(SHORT PROBLEM):
Your task is to output all the records below, word for word.

┌──

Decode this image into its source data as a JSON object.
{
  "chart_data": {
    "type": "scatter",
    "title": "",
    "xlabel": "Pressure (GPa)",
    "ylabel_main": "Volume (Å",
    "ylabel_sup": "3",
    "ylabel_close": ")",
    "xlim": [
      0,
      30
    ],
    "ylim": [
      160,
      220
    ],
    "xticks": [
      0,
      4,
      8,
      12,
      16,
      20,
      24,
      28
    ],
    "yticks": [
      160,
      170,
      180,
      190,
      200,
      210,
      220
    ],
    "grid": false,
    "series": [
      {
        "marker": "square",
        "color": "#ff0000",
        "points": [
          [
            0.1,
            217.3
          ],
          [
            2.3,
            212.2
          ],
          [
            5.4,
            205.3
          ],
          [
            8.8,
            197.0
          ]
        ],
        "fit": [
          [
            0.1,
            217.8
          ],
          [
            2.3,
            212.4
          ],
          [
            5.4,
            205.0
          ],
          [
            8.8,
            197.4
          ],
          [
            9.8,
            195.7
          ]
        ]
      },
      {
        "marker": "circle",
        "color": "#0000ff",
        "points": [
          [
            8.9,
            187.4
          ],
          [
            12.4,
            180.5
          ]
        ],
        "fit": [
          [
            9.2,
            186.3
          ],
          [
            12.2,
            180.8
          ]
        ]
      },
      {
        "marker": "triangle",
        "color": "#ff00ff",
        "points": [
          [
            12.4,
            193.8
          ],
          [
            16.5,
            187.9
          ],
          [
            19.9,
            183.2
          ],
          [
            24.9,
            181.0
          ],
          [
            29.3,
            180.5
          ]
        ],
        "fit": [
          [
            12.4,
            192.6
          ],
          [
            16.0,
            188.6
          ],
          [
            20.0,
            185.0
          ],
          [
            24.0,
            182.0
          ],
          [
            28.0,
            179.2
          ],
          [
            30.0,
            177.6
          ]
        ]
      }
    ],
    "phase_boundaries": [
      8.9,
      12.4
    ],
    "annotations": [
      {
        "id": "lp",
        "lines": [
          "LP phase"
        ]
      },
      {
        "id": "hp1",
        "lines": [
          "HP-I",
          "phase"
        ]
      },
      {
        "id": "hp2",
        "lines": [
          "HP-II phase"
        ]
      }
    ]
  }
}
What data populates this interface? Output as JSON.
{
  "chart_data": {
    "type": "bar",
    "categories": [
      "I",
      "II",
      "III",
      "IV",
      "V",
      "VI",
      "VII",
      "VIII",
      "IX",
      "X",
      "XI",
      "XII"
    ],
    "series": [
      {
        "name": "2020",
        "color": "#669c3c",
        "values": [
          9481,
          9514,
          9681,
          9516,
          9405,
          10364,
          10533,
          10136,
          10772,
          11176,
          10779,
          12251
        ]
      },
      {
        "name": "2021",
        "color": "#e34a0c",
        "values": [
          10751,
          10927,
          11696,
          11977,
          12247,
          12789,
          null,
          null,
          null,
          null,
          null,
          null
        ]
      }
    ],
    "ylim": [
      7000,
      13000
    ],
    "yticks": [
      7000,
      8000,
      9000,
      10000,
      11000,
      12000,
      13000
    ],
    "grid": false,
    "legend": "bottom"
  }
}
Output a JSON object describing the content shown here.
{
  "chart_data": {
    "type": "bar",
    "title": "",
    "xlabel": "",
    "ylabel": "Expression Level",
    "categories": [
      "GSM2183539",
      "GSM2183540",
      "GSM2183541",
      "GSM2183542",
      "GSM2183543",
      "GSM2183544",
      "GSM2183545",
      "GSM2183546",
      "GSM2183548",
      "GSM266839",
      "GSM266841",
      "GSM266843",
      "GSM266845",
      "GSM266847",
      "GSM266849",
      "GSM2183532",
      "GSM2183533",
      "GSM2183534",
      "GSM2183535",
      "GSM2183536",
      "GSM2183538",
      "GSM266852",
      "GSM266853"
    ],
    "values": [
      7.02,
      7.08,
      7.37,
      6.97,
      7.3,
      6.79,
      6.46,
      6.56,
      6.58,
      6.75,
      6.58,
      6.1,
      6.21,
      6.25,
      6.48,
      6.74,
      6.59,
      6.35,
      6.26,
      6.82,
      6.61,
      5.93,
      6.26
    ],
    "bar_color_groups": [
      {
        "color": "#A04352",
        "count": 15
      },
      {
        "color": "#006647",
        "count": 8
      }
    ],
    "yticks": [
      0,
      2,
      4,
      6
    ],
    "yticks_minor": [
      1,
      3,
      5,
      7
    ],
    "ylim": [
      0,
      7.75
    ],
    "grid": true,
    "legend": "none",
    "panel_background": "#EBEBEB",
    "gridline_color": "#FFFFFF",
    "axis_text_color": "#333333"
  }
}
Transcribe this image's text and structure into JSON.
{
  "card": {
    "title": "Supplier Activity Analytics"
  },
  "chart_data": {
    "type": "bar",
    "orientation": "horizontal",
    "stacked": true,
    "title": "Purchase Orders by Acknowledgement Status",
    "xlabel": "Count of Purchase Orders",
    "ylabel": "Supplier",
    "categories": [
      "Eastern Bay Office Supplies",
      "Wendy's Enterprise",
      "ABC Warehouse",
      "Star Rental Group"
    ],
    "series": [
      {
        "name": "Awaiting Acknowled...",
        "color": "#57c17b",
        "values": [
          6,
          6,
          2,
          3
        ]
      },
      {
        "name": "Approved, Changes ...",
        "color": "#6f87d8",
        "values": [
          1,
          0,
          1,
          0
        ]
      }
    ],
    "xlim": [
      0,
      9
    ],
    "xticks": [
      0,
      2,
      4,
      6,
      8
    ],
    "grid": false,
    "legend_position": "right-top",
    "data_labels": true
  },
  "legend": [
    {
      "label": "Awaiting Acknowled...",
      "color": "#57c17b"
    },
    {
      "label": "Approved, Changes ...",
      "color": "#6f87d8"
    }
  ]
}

└──

(THE RESPONSE):
Decode this image into its source data as a JSON object.
{
  "chart_data": {
    "type": "scatter",
    "title": "",
    "xlabel": "Pressure (GPa)",
    "ylabel_main": "Volume (Å",
    "ylabel_sup": "3",
    "ylabel_close": ")",
    "xlim": [
      0,
      30
    ],
    "ylim": [
      160,
      220
    ],
    "xticks": [
      0,
      4,
      8,
      12,
      16,
      20,
      24,
      28
    ],
    "yticks": [
      160,
      170,
      180,
      190,
      200,
      210,
      220
    ],
    "grid": false,
    "series": [
      {
        "marker": "square",
        "color": "#ff0000",
        "points": [
          [
            0.1,
            217.3
          ],
          [
            2.3,
            212.2
          ],
          [
            5.4,
            205.3
          ],
          [
            8.8,
            197.0
          ]
        ],
        "fit": [
          [
            0.1,
            217.8
          ],
          [
            2.3,
            212.4
          ],
          [
            5.4,
            205.0
          ],
          [
            8.8,
            197.4
          ],
          [
            9.8,
            195.7
          ]
        ]
      },
      {
        "marker": "circle",
        "color": "#0000ff",
        "points": [
          [
            8.9,
            187.4
          ],
          [
            12.4,
            180.5
          ]
        ],
        "fit": [
          [
            9.2,
            186.3
          ],
          [
            12.2,
            180.8
          ]
        ]
      },
      {
        "marker": "triangle",
        "color": "#ff00ff",
        "points": [
          [
            12.4,
            193.8
          ],
          [
            16.5,
            187.9
          ],
          [
            19.9,
            183.2
          ],
          [
            24.9,
            181.0
          ],
          [
            29.3,
            180.5
          ]
        ],
        "fit": [
          [
            12.4,
            192.6
          ],
          [
            16.0,
            188.6
          ],
          [
            20.0,
            185.0
          ],
          [
            24.0,
            182.0
          ],
          [
            28.0,
            179.2
          ],
          [
            30.0,
            177.6
          ]
        ]
      }
    ],
    "phase_boundaries": [
      8.9,
      12.4
    ],
    "annotations": [
      {
        "id": "lp",
        "lines": [
          "LP phase"
        ]
      },
      {
        "id": "hp1",
        "lines": [
          "HP-I",
          "phase"
        ]
      },
      {
        "id": "hp2",
        "lines": [
          "HP-II phase"
        ]
      }
    ]
  }
}
What data populates this interface? Output as JSON.
{
  "chart_data": {
    "type": "bar",
    "categories": [
      "I",
      "II",
      "III",
      "IV",
      "V",
      "VI",
      "VII",
      "VIII",
      "IX",
      "X",
      "XI",
      "XII"
    ],
    "series": [
      {
        "name": "2020",
        "color": "#669c3c",
        "values": [
          9481,
          9514,
          9681,
          9516,
          9405,
          10364,
          10533,
          10136,
          10772,
          11176,
          10779,
          12251
        ]
      },
      {
        "name": "2021",
        "color": "#e34a0c",
        "values": [
          10751,
          10927,
          11696,
          11977,
          12247,
          12789,
          null,
          null,
          null,
          null,
          null,
          null
        ]
      }
    ],
    "ylim": [
      7000,
      13000
    ],
    "yticks": [
      7000,
      8000,
      9000,
      10000,
      11000,
      12000,
      13000
    ],
    "grid": false,
    "legend": "bottom"
  }
}
Output a JSON object describing the content shown here.
{
  "chart_data": {
    "type": "bar",
    "title": "",
    "xlabel": "",
    "ylabel": "Expression Level",
    "categories": [
      "GSM2183539",
      "GSM2183540",
      "GSM2183541",
      "GSM2183542",
      "GSM2183543",
      "GSM2183544",
      "GSM2183545",
      "GSM2183546",
      "GSM2183548",
      "GSM266839",
      "GSM266841",
      "GSM266843",
      "GSM266845",
      "GSM266847",
      "GSM266849",
      "GSM2183532",
      "GSM2183533",
      "GSM2183534",
      "GSM2183535",
      "GSM2183536",
      "GSM2183538",
      "GSM266852",
      "GSM266853"
    ],
    "values": [
      7.02,
      7.08,
      7.37,
      6.97,
      7.3,
      6.79,
      6.46,
      6.56,
      6.58,
      6.75,
      6.58,
      6.1,
      6.21,
      6.25,
      6.48,
      6.74,
      6.59,
      6.35,
      6.26,
      6.82,
      6.61,
      5.93,
      6.26
    ],
    "bar_color_groups": [
      {
        "color": "#A04352",
        "count": 15
      },
      {
        "color": "#006647",
        "count": 8
      }
    ],
    "yticks": [
      0,
      2,
      4,
      6
    ],
    "yticks_minor": [
      1,
      3,
      5,
      7
    ],
    "ylim": [
      0,
      7.75
    ],
    "grid": true,
    "legend": "none",
    "panel_background": "#EBEBEB",
    "gridline_color": "#FFFFFF",
    "axis_text_color": "#333333"
  }
}
Transcribe this image's text and structure into JSON.
{
  "card": {
    "title": "Supplier Activity Analytics"
  },
  "chart_data": {
    "type": "bar",
    "orientation": "horizontal",
    "stacked": true,
    "title": "Purchase Orders by Acknowledgement Status",
    "xlabel": "Count of Purchase Orders",
    "ylabel": "Supplier",
    "categories": [
      "Eastern Bay Office Supplies",
      "Wendy's Enterprise",
      "ABC Warehouse",
      "Star Rental Group"
    ],
    "series": [
      {
        "name": "Awaiting Acknowled...",
        "color": "#57c17b",
        "values": [
          6,
          6,
          2,
          3
        ]
      },
      {
        "name": "Approved, Changes ...",
        "color": "#6f87d8",
        "values": [
          1,
          0,
          1,
          0
        ]
      }
    ],
    "xlim": [
      0,
      9
    ],
    "xticks": [
      0,
      2,
      4,
      6,
      8
    ],
    "grid": false,
    "legend_position": "right-top",
    "data_labels": true
  },
  "legend": [
    {
      "label": "Awaiting Acknowled...",
      "color": "#57c17b"
    },
    {
      "label": "Approved, Changes ...",
      "color": "#6f87d8"
    }
  ]
}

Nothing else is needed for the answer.